[Records excerpted from a collection]
start

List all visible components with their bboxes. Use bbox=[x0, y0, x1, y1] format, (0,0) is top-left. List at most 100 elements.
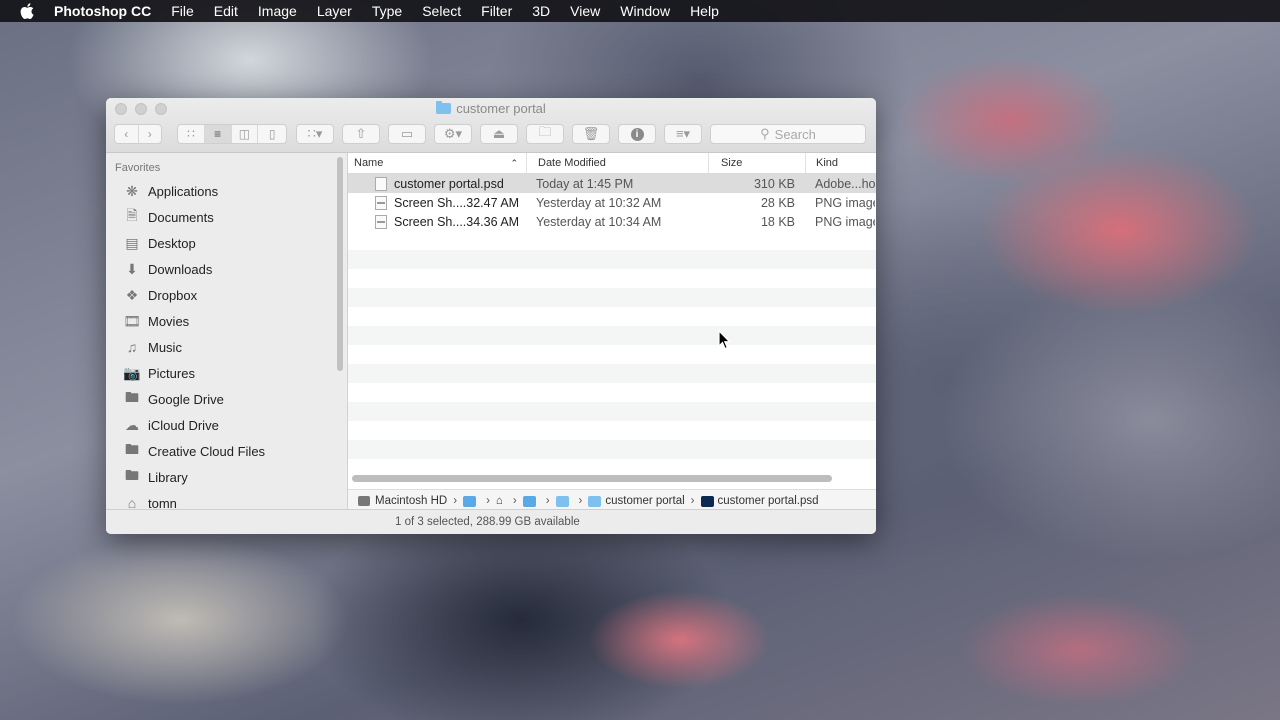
column-header-kind[interactable]: Kind bbox=[806, 153, 876, 173]
menu-type[interactable]: Type bbox=[372, 3, 402, 19]
window-title-text: customer portal bbox=[456, 101, 546, 116]
apple-menu-icon[interactable] bbox=[18, 3, 36, 19]
path-file[interactable]: customer portal.psd bbox=[718, 495, 819, 507]
action-button[interactable]: ⚙▾ bbox=[434, 124, 472, 144]
column-header-size-label: Size bbox=[721, 157, 743, 169]
new-folder-button[interactable]: 🗀 bbox=[526, 124, 564, 144]
file-size: 310 KB bbox=[753, 176, 795, 191]
sidebar-scrollbar[interactable] bbox=[337, 157, 343, 371]
title-bar[interactable]: customer portal ‹ › ∷ ≡ ◫ ▯ ∷▾ ⇧ ▭ ⚙▾ ⏏ … bbox=[106, 98, 876, 153]
column-view-icon[interactable]: ◫ bbox=[232, 125, 259, 143]
share-button[interactable]: ⇧ bbox=[342, 124, 380, 144]
sidebar-item-label: Applications bbox=[148, 183, 219, 199]
empty-row bbox=[348, 402, 876, 421]
sidebar-item-applications[interactable]: ❋ Applications bbox=[106, 178, 347, 204]
chevron-right-icon: › bbox=[690, 495, 695, 507]
menu-help[interactable]: Help bbox=[690, 3, 719, 19]
sidebar-item-music[interactable]: ♫ Music bbox=[106, 334, 347, 360]
menu-3d[interactable]: 3D bbox=[532, 3, 550, 19]
forward-button[interactable]: › bbox=[139, 125, 162, 143]
column-header-kind-label: Kind bbox=[816, 157, 839, 169]
path-folder[interactable]: customer portal bbox=[605, 495, 684, 507]
movies-icon: 🎞 bbox=[123, 312, 141, 329]
cover-flow-icon[interactable]: ▯ bbox=[258, 125, 286, 143]
list-view-icon[interactable]: ≡ bbox=[204, 125, 232, 143]
image-file-icon bbox=[375, 214, 387, 229]
eject-button[interactable]: ⏏ bbox=[480, 124, 518, 144]
eject-icon: ⏏ bbox=[492, 126, 506, 141]
menu-view[interactable]: View bbox=[570, 3, 600, 19]
get-info-button[interactable]: i bbox=[618, 124, 656, 144]
column-header-date[interactable]: Date Modified bbox=[527, 153, 709, 173]
column-header-size[interactable]: Size bbox=[709, 153, 806, 173]
quick-look-button[interactable]: ≡▾ bbox=[664, 124, 702, 144]
toolbar: ‹ › ∷ ≡ ◫ ▯ ∷▾ ⇧ ▭ ⚙▾ ⏏ 🗀 🗑 i ≡▾ ⚲ Searc… bbox=[114, 123, 868, 145]
status-text: 1 of 3 selected, 288.99 GB available bbox=[395, 516, 580, 528]
arrange-button[interactable]: ∷▾ bbox=[296, 124, 334, 144]
icon-view-icon[interactable]: ∷ bbox=[178, 125, 205, 143]
sidebar-item-desktop[interactable]: ▤ Desktop bbox=[106, 230, 347, 256]
folder-icon: 🖿 bbox=[125, 389, 139, 405]
file-kind: PNG image bbox=[815, 195, 875, 210]
empty-row bbox=[348, 288, 876, 307]
sidebar-item-label: Pictures bbox=[148, 365, 195, 381]
table-row[interactable]: Screen Sh....32.47 AM Yesterday at 10:32… bbox=[348, 193, 876, 212]
sidebar-item-label: Google Drive bbox=[148, 391, 224, 407]
file-name: Screen Sh....32.47 AM bbox=[394, 195, 520, 210]
menu-edit[interactable]: Edit bbox=[214, 3, 238, 19]
menu-window[interactable]: Window bbox=[620, 3, 670, 19]
back-button[interactable]: ‹ bbox=[115, 125, 139, 143]
sidebar-item-library[interactable]: 🖿 Library bbox=[106, 464, 347, 490]
empty-row bbox=[348, 421, 876, 440]
folder-icon[interactable] bbox=[555, 495, 569, 507]
menu-bar: Photoshop CC File Edit Image Layer Type … bbox=[0, 0, 1280, 22]
chevron-right-icon: › bbox=[512, 495, 517, 507]
empty-row bbox=[348, 345, 876, 364]
sidebar-item-pictures[interactable]: 📷 Pictures bbox=[106, 360, 347, 386]
sidebar-item-dropbox[interactable]: ❖ Dropbox bbox=[106, 282, 347, 308]
chevron-right-icon: › bbox=[486, 495, 490, 507]
empty-row bbox=[348, 231, 876, 250]
users-folder-icon[interactable] bbox=[463, 495, 477, 507]
sidebar-item-documents[interactable]: 🗎 Documents bbox=[106, 204, 347, 230]
sidebar-item-downloads[interactable]: ⬇ Downloads bbox=[106, 256, 347, 282]
file-list: Name ⌃ Date Modified Size Kind customer … bbox=[348, 153, 876, 512]
tags-button[interactable]: ▭ bbox=[388, 124, 426, 144]
column-header-name[interactable]: Name ⌃ bbox=[348, 153, 527, 173]
menu-filter[interactable]: Filter bbox=[481, 3, 512, 19]
menu-file[interactable]: File bbox=[171, 3, 194, 19]
desktop-icon: ▤ bbox=[125, 234, 139, 251]
column-header-name-label: Name bbox=[354, 157, 384, 169]
folder-icon: 🖿 bbox=[125, 467, 139, 483]
horizontal-scrollbar[interactable] bbox=[352, 475, 832, 482]
folder-icon[interactable] bbox=[522, 495, 536, 507]
chevron-right-icon: › bbox=[453, 495, 458, 507]
table-row[interactable]: Screen Sh....34.36 AM Yesterday at 10:34… bbox=[348, 212, 876, 231]
chevron-right-icon: › bbox=[545, 495, 550, 507]
file-date: Today at 1:45 PM bbox=[536, 176, 634, 191]
sidebar-item-icloud-drive[interactable]: ☁ iCloud Drive bbox=[106, 412, 347, 438]
delete-button[interactable]: 🗑 bbox=[572, 124, 610, 144]
sidebar-heading: Favorites bbox=[115, 162, 161, 174]
menu-layer[interactable]: Layer bbox=[317, 3, 352, 19]
empty-row bbox=[348, 250, 876, 269]
search-placeholder: Search bbox=[774, 126, 816, 142]
column-header-row: Name ⌃ Date Modified Size Kind bbox=[348, 153, 876, 174]
search-input[interactable]: ⚲ Search bbox=[710, 124, 866, 144]
share-icon: ⇧ bbox=[355, 126, 367, 141]
table-row[interactable]: customer portal.psd Today at 1:45 PM 310… bbox=[348, 174, 876, 193]
home-icon[interactable]: ⌂ bbox=[496, 495, 503, 507]
sidebar-item-google-drive[interactable]: 🖿 Google Drive bbox=[106, 386, 347, 412]
app-menu-photoshop[interactable]: Photoshop CC bbox=[54, 3, 151, 19]
list-options-icon: ≡▾ bbox=[675, 126, 691, 141]
folder-icon bbox=[436, 101, 452, 114]
sidebar-item-creative-cloud-files[interactable]: 🖿 Creative Cloud Files bbox=[106, 438, 347, 464]
menu-image[interactable]: Image bbox=[258, 3, 297, 19]
sidebar-item-movies[interactable]: 🎞 Movies bbox=[106, 308, 347, 334]
empty-row bbox=[348, 326, 876, 345]
path-root[interactable]: Macintosh HD bbox=[375, 495, 447, 507]
nav-buttons: ‹ › bbox=[114, 124, 162, 144]
sidebar-item-label: Creative Cloud Files bbox=[148, 443, 266, 459]
menu-select[interactable]: Select bbox=[422, 3, 461, 19]
sidebar-item-label: iCloud Drive bbox=[148, 417, 219, 433]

end

STATED TASK -> Extract every line of the rows above verbatim, omitting the pictures from your answer.

TASK OUTPUT ->
List all visible components with their bboxes. Use bbox=[x0, y0, x1, y1] format, (0,0) is top-left. List at most 100 elements.
column-header-kind[interactable]: Kind bbox=[806, 153, 876, 173]
menu-type[interactable]: Type bbox=[372, 3, 402, 19]
window-title-text: customer portal bbox=[456, 101, 546, 116]
apple-menu-icon[interactable] bbox=[18, 3, 36, 19]
path-file[interactable]: customer portal.psd bbox=[718, 495, 819, 507]
action-button[interactable]: ⚙▾ bbox=[434, 124, 472, 144]
column-header-size-label: Size bbox=[721, 157, 743, 169]
new-folder-button[interactable]: 🗀 bbox=[526, 124, 564, 144]
file-size: 310 KB bbox=[753, 176, 795, 191]
sidebar-scrollbar[interactable] bbox=[337, 157, 343, 371]
title-bar[interactable]: customer portal ‹ › ∷ ≡ ◫ ▯ ∷▾ ⇧ ▭ ⚙▾ ⏏ … bbox=[106, 98, 876, 153]
column-view-icon[interactable]: ◫ bbox=[232, 125, 259, 143]
share-button[interactable]: ⇧ bbox=[342, 124, 380, 144]
sidebar-item-label: Applications bbox=[148, 183, 219, 199]
empty-row bbox=[348, 402, 876, 421]
sidebar-item-applications[interactable]: ❋ Applications bbox=[106, 178, 347, 204]
chevron-right-icon: › bbox=[690, 495, 695, 507]
menu-help[interactable]: Help bbox=[690, 3, 719, 19]
sidebar-item-music[interactable]: ♫ Music bbox=[106, 334, 347, 360]
menu-3d[interactable]: 3D bbox=[532, 3, 550, 19]
forward-button[interactable]: › bbox=[139, 125, 162, 143]
column-header-kind-label: Kind bbox=[816, 157, 839, 169]
path-folder[interactable]: customer portal bbox=[605, 495, 684, 507]
movies-icon: 🎞 bbox=[123, 312, 141, 329]
cover-flow-icon[interactable]: ▯ bbox=[258, 125, 286, 143]
list-view-icon[interactable]: ≡ bbox=[204, 125, 232, 143]
image-file-icon bbox=[375, 214, 387, 229]
eject-button[interactable]: ⏏ bbox=[480, 124, 518, 144]
eject-icon: ⏏ bbox=[492, 126, 506, 141]
menu-view[interactable]: View bbox=[570, 3, 600, 19]
get-info-button[interactable]: i bbox=[618, 124, 656, 144]
column-header-date[interactable]: Date Modified bbox=[527, 153, 709, 173]
column-header-size[interactable]: Size bbox=[709, 153, 806, 173]
quick-look-button[interactable]: ≡▾ bbox=[664, 124, 702, 144]
toolbar: ‹ › ∷ ≡ ◫ ▯ ∷▾ ⇧ ▭ ⚙▾ ⏏ 🗀 🗑 i ≡▾ ⚲ Searc… bbox=[114, 123, 868, 145]
status-text: 1 of 3 selected, 288.99 GB available bbox=[395, 516, 580, 528]
arrange-button[interactable]: ∷▾ bbox=[296, 124, 334, 144]
icon-view-icon[interactable]: ∷ bbox=[178, 125, 205, 143]
sidebar-item-desktop[interactable]: ▤ Desktop bbox=[106, 230, 347, 256]
folder-icon: 🖿 bbox=[125, 389, 139, 405]
file-kind: PNG image bbox=[815, 195, 875, 210]
empty-row bbox=[348, 288, 876, 307]
sidebar-item-label: Pictures bbox=[148, 365, 195, 381]
table-row[interactable]: Screen Sh....32.47 AM Yesterday at 10:32… bbox=[348, 193, 876, 212]
sidebar-item-label: Google Drive bbox=[148, 391, 224, 407]
file-name: Screen Sh....32.47 AM bbox=[394, 195, 520, 210]
menu-edit[interactable]: Edit bbox=[214, 3, 238, 19]
menu-window[interactable]: Window bbox=[620, 3, 670, 19]
back-button[interactable]: ‹ bbox=[115, 125, 139, 143]
sidebar-item-library[interactable]: 🖿 Library bbox=[106, 464, 347, 490]
empty-row bbox=[348, 421, 876, 440]
folder-icon[interactable] bbox=[555, 495, 569, 507]
menu-bar: Photoshop CC File Edit Image Layer Type … bbox=[0, 0, 1280, 22]
chevron-right-icon: › bbox=[512, 495, 517, 507]
empty-row bbox=[348, 345, 876, 364]
sidebar-item-pictures[interactable]: 📷 Pictures bbox=[106, 360, 347, 386]
sidebar-item-dropbox[interactable]: ❖ Dropbox bbox=[106, 282, 347, 308]
chevron-right-icon: › bbox=[486, 495, 490, 507]
empty-row bbox=[348, 231, 876, 250]
users-folder-icon[interactable] bbox=[463, 495, 477, 507]
sidebar-item-documents[interactable]: 🗎 Documents bbox=[106, 204, 347, 230]
sidebar-item-downloads[interactable]: ⬇ Downloads bbox=[106, 256, 347, 282]
file-list: Name ⌃ Date Modified Size Kind customer … bbox=[348, 153, 876, 512]
tags-button[interactable]: ▭ bbox=[388, 124, 426, 144]
column-header-name[interactable]: Name ⌃ bbox=[348, 153, 527, 173]
menu-filter[interactable]: Filter bbox=[481, 3, 512, 19]
menu-file[interactable]: File bbox=[171, 3, 194, 19]
desktop-icon: ▤ bbox=[125, 234, 139, 251]
column-header-name-label: Name bbox=[354, 157, 384, 169]
folder-icon: 🖿 bbox=[125, 467, 139, 483]
horizontal-scrollbar[interactable] bbox=[352, 475, 832, 482]
folder-icon[interactable] bbox=[522, 495, 536, 507]
chevron-right-icon: › bbox=[453, 495, 458, 507]
table-row[interactable]: Screen Sh....34.36 AM Yesterday at 10:34… bbox=[348, 212, 876, 231]
chevron-right-icon: › bbox=[545, 495, 550, 507]
file-date: Today at 1:45 PM bbox=[536, 176, 634, 191]
sidebar-item-icloud-drive[interactable]: ☁ iCloud Drive bbox=[106, 412, 347, 438]
delete-button[interactable]: 🗑 bbox=[572, 124, 610, 144]
sidebar-heading: Favorites bbox=[115, 162, 161, 174]
menu-layer[interactable]: Layer bbox=[317, 3, 352, 19]
empty-row bbox=[348, 250, 876, 269]
search-placeholder: Search bbox=[774, 126, 816, 142]
column-header-row: Name ⌃ Date Modified Size Kind bbox=[348, 153, 876, 174]
search-input[interactable]: ⚲ Search bbox=[710, 124, 866, 144]
share-icon: ⇧ bbox=[355, 126, 367, 141]
table-row[interactable]: customer portal.psd Today at 1:45 PM 310… bbox=[348, 174, 876, 193]
home-icon[interactable]: ⌂ bbox=[496, 495, 503, 507]
sidebar-item-google-drive[interactable]: 🖿 Google Drive bbox=[106, 386, 347, 412]
app-menu-photoshop[interactable]: Photoshop CC bbox=[54, 3, 151, 19]
list-options-icon: ≡▾ bbox=[675, 126, 691, 141]
folder-icon bbox=[436, 101, 452, 114]
sidebar-item-creative-cloud-files[interactable]: 🖿 Creative Cloud Files bbox=[106, 438, 347, 464]
menu-image[interactable]: Image bbox=[258, 3, 297, 19]
sidebar-item-movies[interactable]: 🎞 Movies bbox=[106, 308, 347, 334]
empty-row bbox=[348, 326, 876, 345]
path-root[interactable]: Macintosh HD bbox=[375, 495, 447, 507]
nav-buttons: ‹ › bbox=[114, 124, 162, 144]
sidebar-item-label: Creative Cloud Files bbox=[148, 443, 266, 459]
menu-select[interactable]: Select bbox=[422, 3, 461, 19]
sidebar-item-label: iCloud Drive bbox=[148, 417, 219, 433]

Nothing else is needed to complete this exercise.